(Items from a figure collection)

↓

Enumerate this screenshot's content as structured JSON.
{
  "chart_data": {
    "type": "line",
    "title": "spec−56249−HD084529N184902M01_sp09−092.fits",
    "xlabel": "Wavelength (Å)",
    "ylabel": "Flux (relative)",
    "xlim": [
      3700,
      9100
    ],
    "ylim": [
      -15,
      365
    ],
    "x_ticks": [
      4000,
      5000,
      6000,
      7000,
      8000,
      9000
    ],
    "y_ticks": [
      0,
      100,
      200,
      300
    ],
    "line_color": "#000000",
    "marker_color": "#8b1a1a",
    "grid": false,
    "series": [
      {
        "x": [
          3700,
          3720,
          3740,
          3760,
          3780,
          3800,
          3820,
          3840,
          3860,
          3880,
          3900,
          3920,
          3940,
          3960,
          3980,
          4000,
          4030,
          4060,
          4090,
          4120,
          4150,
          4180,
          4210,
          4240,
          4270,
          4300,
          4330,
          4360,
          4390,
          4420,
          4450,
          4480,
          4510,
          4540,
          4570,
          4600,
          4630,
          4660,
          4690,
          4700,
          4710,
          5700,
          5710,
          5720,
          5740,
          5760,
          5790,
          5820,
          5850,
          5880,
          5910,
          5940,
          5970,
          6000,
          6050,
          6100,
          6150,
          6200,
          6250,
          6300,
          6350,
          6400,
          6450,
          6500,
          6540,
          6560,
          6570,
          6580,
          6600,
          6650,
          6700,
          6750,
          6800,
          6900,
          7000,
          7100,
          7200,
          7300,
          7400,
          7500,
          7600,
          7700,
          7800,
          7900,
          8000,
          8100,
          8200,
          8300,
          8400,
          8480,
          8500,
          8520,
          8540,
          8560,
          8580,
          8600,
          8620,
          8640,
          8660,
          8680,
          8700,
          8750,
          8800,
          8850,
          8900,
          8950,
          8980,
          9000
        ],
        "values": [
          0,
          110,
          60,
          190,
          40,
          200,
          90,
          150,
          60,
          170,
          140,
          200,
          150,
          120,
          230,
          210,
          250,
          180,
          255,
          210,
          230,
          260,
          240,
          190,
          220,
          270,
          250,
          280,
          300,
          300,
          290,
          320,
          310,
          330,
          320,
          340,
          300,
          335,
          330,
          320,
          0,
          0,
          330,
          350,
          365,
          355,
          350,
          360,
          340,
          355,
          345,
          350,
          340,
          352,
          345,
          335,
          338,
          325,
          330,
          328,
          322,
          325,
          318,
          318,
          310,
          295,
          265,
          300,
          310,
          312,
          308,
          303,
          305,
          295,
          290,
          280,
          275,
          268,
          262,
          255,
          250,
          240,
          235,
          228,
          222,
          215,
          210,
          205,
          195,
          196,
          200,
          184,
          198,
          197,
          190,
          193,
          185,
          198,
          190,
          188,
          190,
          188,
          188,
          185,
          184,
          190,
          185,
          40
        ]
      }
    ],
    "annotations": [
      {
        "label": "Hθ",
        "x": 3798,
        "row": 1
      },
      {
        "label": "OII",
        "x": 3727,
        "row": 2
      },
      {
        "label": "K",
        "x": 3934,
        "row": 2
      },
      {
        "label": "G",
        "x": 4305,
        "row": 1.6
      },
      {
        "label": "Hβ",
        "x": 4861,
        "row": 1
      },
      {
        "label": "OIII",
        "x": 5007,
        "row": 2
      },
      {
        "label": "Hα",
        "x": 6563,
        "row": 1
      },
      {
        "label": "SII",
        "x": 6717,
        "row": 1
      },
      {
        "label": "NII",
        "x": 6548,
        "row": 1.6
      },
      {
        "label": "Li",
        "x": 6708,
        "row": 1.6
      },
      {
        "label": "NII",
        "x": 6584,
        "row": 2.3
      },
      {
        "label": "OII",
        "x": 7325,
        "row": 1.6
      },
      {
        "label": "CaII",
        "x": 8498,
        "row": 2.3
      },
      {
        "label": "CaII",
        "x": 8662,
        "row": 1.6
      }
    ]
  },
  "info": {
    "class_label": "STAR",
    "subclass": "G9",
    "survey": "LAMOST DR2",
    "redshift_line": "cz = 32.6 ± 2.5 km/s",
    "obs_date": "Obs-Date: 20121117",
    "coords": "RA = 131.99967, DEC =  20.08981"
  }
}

↑

PROBLEM DESCRIPTION: Above are some records; extract every one of them exactly.

IN RESPONSE:
Enumerate this screenshot's content as structured JSON.
{
  "chart_data": {
    "type": "line",
    "title": "spec−56249−HD084529N184902M01_sp09−092.fits",
    "xlabel": "Wavelength (Å)",
    "ylabel": "Flux (relative)",
    "xlim": [
      3700,
      9100
    ],
    "ylim": [
      -15,
      365
    ],
    "x_ticks": [
      4000,
      5000,
      6000,
      7000,
      8000,
      9000
    ],
    "y_ticks": [
      0,
      100,
      200,
      300
    ],
    "line_color": "#000000",
    "marker_color": "#8b1a1a",
    "grid": false,
    "series": [
      {
        "x": [
          3700,
          3720,
          3740,
          3760,
          3780,
          3800,
          3820,
          3840,
          3860,
          3880,
          3900,
          3920,
          3940,
          3960,
          3980,
          4000,
          4030,
          4060,
          4090,
          4120,
          4150,
          4180,
          4210,
          4240,
          4270,
          4300,
          4330,
          4360,
          4390,
          4420,
          4450,
          4480,
          4510,
          4540,
          4570,
          4600,
          4630,
          4660,
          4690,
          4700,
          4710,
          5700,
          5710,
          5720,
          5740,
          5760,
          5790,
          5820,
          5850,
          5880,
          5910,
          5940,
          5970,
          6000,
          6050,
          6100,
          6150,
          6200,
          6250,
          6300,
          6350,
          6400,
          6450,
          6500,
          6540,
          6560,
          6570,
          6580,
          6600,
          6650,
          6700,
          6750,
          6800,
          6900,
          7000,
          7100,
          7200,
          7300,
          7400,
          7500,
          7600,
          7700,
          7800,
          7900,
          8000,
          8100,
          8200,
          8300,
          8400,
          8480,
          8500,
          8520,
          8540,
          8560,
          8580,
          8600,
          8620,
          8640,
          8660,
          8680,
          8700,
          8750,
          8800,
          8850,
          8900,
          8950,
          8980,
          9000
        ],
        "values": [
          0,
          110,
          60,
          190,
          40,
          200,
          90,
          150,
          60,
          170,
          140,
          200,
          150,
          120,
          230,
          210,
          250,
          180,
          255,
          210,
          230,
          260,
          240,
          190,
          220,
          270,
          250,
          280,
          300,
          300,
          290,
          320,
          310,
          330,
          320,
          340,
          300,
          335,
          330,
          320,
          0,
          0,
          330,
          350,
          365,
          355,
          350,
          360,
          340,
          355,
          345,
          350,
          340,
          352,
          345,
          335,
          338,
          325,
          330,
          328,
          322,
          325,
          318,
          318,
          310,
          295,
          265,
          300,
          310,
          312,
          308,
          303,
          305,
          295,
          290,
          280,
          275,
          268,
          262,
          255,
          250,
          240,
          235,
          228,
          222,
          215,
          210,
          205,
          195,
          196,
          200,
          184,
          198,
          197,
          190,
          193,
          185,
          198,
          190,
          188,
          190,
          188,
          188,
          185,
          184,
          190,
          185,
          40
        ]
      }
    ],
    "annotations": [
      {
        "label": "Hθ",
        "x": 3798,
        "row": 1
      },
      {
        "label": "OII",
        "x": 3727,
        "row": 2
      },
      {
        "label": "K",
        "x": 3934,
        "row": 2
      },
      {
        "label": "G",
        "x": 4305,
        "row": 1.6
      },
      {
        "label": "Hβ",
        "x": 4861,
        "row": 1
      },
      {
        "label": "OIII",
        "x": 5007,
        "row": 2
      },
      {
        "label": "Hα",
        "x": 6563,
        "row": 1
      },
      {
        "label": "SII",
        "x": 6717,
        "row": 1
      },
      {
        "label": "NII",
        "x": 6548,
        "row": 1.6
      },
      {
        "label": "Li",
        "x": 6708,
        "row": 1.6
      },
      {
        "label": "NII",
        "x": 6584,
        "row": 2.3
      },
      {
        "label": "OII",
        "x": 7325,
        "row": 1.6
      },
      {
        "label": "CaII",
        "x": 8498,
        "row": 2.3
      },
      {
        "label": "CaII",
        "x": 8662,
        "row": 1.6
      }
    ]
  },
  "info": {
    "class_label": "STAR",
    "subclass": "G9",
    "survey": "LAMOST DR2",
    "redshift_line": "cz = 32.6 ± 2.5 km/s",
    "obs_date": "Obs-Date: 20121117",
    "coords": "RA = 131.99967, DEC =  20.08981"
  }
}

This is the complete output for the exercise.